#### [Work to do]
Copy word for word every line from the very first one down to the line that contains "bars-group bbox=[61, 69, 449, 394]", including both of those lines.

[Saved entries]

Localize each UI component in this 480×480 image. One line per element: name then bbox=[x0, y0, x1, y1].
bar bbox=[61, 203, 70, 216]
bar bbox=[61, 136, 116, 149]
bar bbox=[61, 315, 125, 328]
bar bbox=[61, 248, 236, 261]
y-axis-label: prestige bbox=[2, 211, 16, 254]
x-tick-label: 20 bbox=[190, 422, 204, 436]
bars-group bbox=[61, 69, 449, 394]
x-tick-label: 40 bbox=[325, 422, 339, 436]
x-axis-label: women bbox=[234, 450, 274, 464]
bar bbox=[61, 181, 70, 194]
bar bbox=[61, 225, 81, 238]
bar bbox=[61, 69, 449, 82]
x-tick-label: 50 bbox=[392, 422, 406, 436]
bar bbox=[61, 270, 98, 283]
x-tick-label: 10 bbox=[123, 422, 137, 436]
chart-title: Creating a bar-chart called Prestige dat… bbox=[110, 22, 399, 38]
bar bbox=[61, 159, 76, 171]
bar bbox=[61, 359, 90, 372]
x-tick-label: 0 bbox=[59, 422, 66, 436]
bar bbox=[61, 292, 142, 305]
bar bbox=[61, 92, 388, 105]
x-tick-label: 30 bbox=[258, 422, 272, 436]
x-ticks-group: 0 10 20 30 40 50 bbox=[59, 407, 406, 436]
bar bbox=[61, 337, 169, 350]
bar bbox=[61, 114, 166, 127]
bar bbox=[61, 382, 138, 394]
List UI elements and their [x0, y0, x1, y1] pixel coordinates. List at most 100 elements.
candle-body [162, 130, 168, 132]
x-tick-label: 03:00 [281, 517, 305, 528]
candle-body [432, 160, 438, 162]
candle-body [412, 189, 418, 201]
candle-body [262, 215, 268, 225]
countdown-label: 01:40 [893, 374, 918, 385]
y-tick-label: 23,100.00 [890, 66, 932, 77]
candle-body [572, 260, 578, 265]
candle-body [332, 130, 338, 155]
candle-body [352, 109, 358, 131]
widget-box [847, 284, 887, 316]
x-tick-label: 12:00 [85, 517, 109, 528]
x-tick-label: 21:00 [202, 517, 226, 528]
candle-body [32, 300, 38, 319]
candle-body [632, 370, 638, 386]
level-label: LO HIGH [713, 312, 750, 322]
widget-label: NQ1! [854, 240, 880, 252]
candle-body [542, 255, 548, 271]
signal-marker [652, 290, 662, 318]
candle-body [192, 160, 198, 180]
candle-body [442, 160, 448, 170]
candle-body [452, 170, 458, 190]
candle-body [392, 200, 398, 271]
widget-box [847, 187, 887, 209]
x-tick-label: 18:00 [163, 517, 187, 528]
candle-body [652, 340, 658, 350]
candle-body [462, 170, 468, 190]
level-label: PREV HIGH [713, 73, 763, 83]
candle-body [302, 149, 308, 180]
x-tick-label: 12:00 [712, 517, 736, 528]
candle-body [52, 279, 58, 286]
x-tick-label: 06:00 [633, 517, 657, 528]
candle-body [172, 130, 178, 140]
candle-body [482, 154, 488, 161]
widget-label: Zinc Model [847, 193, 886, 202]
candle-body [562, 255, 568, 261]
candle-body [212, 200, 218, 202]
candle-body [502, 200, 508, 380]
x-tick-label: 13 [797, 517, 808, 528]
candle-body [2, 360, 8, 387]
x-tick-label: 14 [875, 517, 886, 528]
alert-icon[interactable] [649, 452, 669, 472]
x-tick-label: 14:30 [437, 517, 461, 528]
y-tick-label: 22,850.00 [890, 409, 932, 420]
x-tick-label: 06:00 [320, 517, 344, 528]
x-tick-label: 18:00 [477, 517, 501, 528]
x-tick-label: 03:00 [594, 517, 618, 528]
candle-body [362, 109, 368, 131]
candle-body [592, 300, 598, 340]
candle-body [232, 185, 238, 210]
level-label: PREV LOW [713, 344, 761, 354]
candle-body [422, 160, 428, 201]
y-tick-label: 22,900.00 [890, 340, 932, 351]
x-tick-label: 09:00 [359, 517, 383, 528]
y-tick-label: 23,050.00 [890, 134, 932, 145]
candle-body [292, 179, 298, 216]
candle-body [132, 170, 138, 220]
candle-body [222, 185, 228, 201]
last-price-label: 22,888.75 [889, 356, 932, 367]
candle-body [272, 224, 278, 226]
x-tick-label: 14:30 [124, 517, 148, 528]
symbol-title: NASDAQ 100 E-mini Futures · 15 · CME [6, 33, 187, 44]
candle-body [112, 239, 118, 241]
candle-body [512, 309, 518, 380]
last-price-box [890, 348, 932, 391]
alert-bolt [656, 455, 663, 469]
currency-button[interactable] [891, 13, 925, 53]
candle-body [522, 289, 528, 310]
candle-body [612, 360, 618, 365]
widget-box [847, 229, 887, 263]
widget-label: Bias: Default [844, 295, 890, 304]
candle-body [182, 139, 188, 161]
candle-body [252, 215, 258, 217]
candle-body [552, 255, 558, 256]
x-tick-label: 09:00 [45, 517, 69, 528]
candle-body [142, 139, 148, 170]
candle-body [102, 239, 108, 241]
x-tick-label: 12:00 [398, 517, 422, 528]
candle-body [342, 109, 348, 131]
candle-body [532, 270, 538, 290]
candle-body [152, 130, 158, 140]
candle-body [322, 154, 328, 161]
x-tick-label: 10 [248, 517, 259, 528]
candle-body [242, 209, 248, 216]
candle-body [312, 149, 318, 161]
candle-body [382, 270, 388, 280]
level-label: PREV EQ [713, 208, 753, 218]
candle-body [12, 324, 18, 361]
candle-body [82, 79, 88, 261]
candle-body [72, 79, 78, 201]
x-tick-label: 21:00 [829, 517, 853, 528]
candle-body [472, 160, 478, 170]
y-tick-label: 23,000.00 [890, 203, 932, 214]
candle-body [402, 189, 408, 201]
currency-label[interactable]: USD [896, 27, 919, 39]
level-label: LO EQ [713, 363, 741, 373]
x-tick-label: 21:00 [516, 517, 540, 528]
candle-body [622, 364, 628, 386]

#### [Exercise answer]
Localize each UI component in this 480×480 image. One line per element: name then bbox=[x0, y0, x1, y1].
bar bbox=[61, 203, 70, 216]
bar bbox=[61, 136, 116, 149]
bar bbox=[61, 315, 125, 328]
bar bbox=[61, 248, 236, 261]
y-axis-label: prestige bbox=[2, 211, 16, 254]
x-tick-label: 20 bbox=[190, 422, 204, 436]
bars-group bbox=[61, 69, 449, 394]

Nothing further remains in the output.